MATERIAL SUPPLIED
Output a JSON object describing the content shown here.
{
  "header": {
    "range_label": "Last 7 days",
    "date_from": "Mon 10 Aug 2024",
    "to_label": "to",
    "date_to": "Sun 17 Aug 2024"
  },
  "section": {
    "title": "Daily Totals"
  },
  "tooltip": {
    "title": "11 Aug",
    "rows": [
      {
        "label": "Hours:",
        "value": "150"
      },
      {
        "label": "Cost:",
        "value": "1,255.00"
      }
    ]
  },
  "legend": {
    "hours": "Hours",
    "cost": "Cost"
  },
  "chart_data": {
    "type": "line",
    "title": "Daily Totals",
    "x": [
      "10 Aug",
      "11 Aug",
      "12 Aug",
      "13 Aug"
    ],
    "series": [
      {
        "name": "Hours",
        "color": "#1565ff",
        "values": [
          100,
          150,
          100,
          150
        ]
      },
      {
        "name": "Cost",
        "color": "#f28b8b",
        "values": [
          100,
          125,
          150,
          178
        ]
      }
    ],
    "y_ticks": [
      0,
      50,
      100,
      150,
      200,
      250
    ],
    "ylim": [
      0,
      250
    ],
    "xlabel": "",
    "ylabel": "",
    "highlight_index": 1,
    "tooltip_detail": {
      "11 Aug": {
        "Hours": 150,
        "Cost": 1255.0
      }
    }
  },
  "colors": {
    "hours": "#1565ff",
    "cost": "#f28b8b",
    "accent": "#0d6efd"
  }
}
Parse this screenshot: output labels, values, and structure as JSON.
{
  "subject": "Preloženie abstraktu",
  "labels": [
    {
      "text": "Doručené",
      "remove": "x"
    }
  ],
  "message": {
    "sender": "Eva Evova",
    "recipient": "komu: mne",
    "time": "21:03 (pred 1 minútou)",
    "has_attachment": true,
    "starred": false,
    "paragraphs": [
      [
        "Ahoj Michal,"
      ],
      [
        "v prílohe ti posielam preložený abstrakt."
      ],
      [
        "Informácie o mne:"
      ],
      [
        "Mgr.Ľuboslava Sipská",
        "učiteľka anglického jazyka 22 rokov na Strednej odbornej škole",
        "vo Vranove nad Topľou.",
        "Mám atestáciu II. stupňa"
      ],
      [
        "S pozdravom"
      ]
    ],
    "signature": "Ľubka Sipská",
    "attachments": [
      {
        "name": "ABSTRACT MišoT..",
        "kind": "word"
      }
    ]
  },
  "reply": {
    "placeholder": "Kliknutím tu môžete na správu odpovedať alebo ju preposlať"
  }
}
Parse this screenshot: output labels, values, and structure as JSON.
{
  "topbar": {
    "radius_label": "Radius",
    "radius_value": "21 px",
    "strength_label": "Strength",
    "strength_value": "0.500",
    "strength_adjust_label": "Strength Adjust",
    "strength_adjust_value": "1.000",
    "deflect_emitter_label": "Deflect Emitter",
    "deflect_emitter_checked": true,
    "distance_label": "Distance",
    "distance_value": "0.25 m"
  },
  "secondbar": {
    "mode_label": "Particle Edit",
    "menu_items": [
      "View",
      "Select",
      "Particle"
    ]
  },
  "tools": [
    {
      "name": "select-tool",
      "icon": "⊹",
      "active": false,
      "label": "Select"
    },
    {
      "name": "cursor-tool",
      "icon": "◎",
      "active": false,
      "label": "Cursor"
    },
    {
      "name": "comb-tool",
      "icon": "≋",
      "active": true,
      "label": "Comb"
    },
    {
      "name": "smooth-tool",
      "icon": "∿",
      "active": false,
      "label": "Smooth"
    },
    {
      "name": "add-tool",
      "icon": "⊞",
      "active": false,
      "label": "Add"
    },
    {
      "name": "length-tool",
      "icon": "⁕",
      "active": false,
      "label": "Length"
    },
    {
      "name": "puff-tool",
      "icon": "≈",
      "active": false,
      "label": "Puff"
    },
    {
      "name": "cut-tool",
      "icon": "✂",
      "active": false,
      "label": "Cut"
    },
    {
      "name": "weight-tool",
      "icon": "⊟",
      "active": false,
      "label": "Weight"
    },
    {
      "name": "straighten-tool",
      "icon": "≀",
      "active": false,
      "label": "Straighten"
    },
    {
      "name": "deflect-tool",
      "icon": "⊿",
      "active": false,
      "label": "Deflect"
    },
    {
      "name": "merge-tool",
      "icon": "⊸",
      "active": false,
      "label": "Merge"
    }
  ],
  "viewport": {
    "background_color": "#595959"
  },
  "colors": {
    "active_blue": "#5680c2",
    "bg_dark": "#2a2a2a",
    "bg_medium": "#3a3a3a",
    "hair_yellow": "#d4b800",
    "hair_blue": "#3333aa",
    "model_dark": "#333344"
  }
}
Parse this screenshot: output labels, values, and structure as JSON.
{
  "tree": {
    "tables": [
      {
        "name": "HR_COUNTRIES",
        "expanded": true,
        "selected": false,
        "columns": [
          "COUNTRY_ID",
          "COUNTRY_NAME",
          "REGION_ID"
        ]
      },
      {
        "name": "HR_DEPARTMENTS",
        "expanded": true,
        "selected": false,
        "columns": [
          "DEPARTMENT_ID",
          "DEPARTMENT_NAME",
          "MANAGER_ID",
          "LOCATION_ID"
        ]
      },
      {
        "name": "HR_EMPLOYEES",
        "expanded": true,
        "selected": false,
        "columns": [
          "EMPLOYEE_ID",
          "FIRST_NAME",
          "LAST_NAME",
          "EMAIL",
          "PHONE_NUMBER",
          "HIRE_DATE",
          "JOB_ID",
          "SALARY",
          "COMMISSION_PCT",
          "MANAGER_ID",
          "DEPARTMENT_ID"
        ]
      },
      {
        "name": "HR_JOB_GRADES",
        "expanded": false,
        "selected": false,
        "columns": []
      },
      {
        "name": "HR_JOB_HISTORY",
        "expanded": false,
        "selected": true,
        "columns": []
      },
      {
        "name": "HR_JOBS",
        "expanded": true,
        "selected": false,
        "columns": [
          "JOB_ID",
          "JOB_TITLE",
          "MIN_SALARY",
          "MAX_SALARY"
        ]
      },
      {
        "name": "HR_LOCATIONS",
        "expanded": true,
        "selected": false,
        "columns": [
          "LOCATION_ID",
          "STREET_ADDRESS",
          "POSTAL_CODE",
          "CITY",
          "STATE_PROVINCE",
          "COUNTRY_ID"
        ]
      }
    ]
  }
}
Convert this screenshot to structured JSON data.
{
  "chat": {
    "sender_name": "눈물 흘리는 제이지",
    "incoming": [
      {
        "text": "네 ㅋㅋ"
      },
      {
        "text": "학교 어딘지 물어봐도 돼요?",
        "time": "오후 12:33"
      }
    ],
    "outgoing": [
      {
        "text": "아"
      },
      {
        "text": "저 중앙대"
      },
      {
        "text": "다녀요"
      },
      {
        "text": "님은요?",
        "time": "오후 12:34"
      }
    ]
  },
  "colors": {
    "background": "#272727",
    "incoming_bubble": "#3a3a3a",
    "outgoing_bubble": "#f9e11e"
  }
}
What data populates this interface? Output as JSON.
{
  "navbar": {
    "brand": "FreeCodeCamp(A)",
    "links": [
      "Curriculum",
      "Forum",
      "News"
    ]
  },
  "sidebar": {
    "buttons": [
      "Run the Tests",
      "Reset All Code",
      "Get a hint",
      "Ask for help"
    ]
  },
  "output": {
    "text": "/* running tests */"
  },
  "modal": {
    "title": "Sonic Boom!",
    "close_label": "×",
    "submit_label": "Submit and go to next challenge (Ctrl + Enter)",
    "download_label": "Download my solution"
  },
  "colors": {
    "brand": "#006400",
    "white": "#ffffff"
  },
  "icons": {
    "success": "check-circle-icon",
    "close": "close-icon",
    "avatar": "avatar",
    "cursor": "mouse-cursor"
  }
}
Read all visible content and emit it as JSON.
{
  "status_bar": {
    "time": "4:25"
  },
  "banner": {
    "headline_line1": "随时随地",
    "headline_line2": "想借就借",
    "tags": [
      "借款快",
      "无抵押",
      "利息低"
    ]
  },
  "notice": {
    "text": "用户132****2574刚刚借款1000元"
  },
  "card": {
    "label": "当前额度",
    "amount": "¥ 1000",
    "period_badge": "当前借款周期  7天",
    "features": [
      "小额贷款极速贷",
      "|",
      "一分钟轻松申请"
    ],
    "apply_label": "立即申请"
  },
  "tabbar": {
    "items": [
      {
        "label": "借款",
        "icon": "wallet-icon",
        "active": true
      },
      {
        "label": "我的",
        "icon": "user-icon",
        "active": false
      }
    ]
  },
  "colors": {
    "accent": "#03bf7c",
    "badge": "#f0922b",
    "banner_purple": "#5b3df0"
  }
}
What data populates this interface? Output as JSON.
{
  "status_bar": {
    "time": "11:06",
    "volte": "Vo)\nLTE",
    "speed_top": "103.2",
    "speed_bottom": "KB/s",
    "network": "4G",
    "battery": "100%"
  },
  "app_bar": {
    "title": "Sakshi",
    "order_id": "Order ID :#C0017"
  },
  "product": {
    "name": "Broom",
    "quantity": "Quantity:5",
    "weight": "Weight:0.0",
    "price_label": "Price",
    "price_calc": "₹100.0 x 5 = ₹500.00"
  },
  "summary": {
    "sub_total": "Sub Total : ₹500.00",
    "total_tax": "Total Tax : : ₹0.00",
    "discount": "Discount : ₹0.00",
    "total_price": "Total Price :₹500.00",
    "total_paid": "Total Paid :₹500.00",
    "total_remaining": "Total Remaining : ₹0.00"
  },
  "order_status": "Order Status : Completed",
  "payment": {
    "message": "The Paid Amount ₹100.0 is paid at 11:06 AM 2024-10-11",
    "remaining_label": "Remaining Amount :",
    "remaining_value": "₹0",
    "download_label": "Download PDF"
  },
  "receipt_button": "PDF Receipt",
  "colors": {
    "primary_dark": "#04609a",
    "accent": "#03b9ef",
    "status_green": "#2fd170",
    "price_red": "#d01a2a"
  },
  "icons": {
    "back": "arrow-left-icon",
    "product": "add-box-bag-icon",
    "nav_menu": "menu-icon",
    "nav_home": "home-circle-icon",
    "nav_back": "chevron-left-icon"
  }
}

WHAT THE TASK ASKS
Set down, unchanged, the line that contains "Read all visible content and emit it as JSON." together with every later line in the records, through the last one.

PROBLEM SOLUTION
Read all visible content and emit it as JSON.
{
  "status_bar": {
    "time": "4:25"
  },
  "banner": {
    "headline_line1": "随时随地",
    "headline_line2": "想借就借",
    "tags": [
      "借款快",
      "无抵押",
      "利息低"
    ]
  },
  "notice": {
    "text": "用户132****2574刚刚借款1000元"
  },
  "card": {
    "label": "当前额度",
    "amount": "¥ 1000",
    "period_badge": "当前借款周期  7天",
    "features": [
      "小额贷款极速贷",
      "|",
      "一分钟轻松申请"
    ],
    "apply_label": "立即申请"
  },
  "tabbar": {
    "items": [
      {
        "label": "借款",
        "icon": "wallet-icon",
        "active": true
      },
      {
        "label": "我的",
        "icon": "user-icon",
        "active": false
      }
    ]
  },
  "colors": {
    "accent": "#03bf7c",
    "badge": "#f0922b",
    "banner_purple": "#5b3df0"
  }
}
What data populates this interface? Output as JSON.
{
  "status_bar": {
    "time": "11:06",
    "volte": "Vo)\nLTE",
    "speed_top": "103.2",
    "speed_bottom": "KB/s",
    "network": "4G",
    "battery": "100%"
  },
  "app_bar": {
    "title": "Sakshi",
    "order_id": "Order ID :#C0017"
  },
  "product": {
    "name": "Broom",
    "quantity": "Quantity:5",
    "weight": "Weight:0.0",
    "price_label": "Price",
    "price_calc": "₹100.0 x 5 = ₹500.00"
  },
  "summary": {
    "sub_total": "Sub Total : ₹500.00",
    "total_tax": "Total Tax : : ₹0.00",
    "discount": "Discount : ₹0.00",
    "total_price": "Total Price :₹500.00",
    "total_paid": "Total Paid :₹500.00",
    "total_remaining": "Total Remaining : ₹0.00"
  },
  "order_status": "Order Status : Completed",
  "payment": {
    "message": "The Paid Amount ₹100.0 is paid at 11:06 AM 2024-10-11",
    "remaining_label": "Remaining Amount :",
    "remaining_value": "₹0",
    "download_label": "Download PDF"
  },
  "receipt_button": "PDF Receipt",
  "colors": {
    "primary_dark": "#04609a",
    "accent": "#03b9ef",
    "status_green": "#2fd170",
    "price_red": "#d01a2a"
  },
  "icons": {
    "back": "arrow-left-icon",
    "product": "add-box-bag-icon",
    "nav_menu": "menu-icon",
    "nav_home": "home-circle-icon",
    "nav_back": "chevron-left-icon"
  }
}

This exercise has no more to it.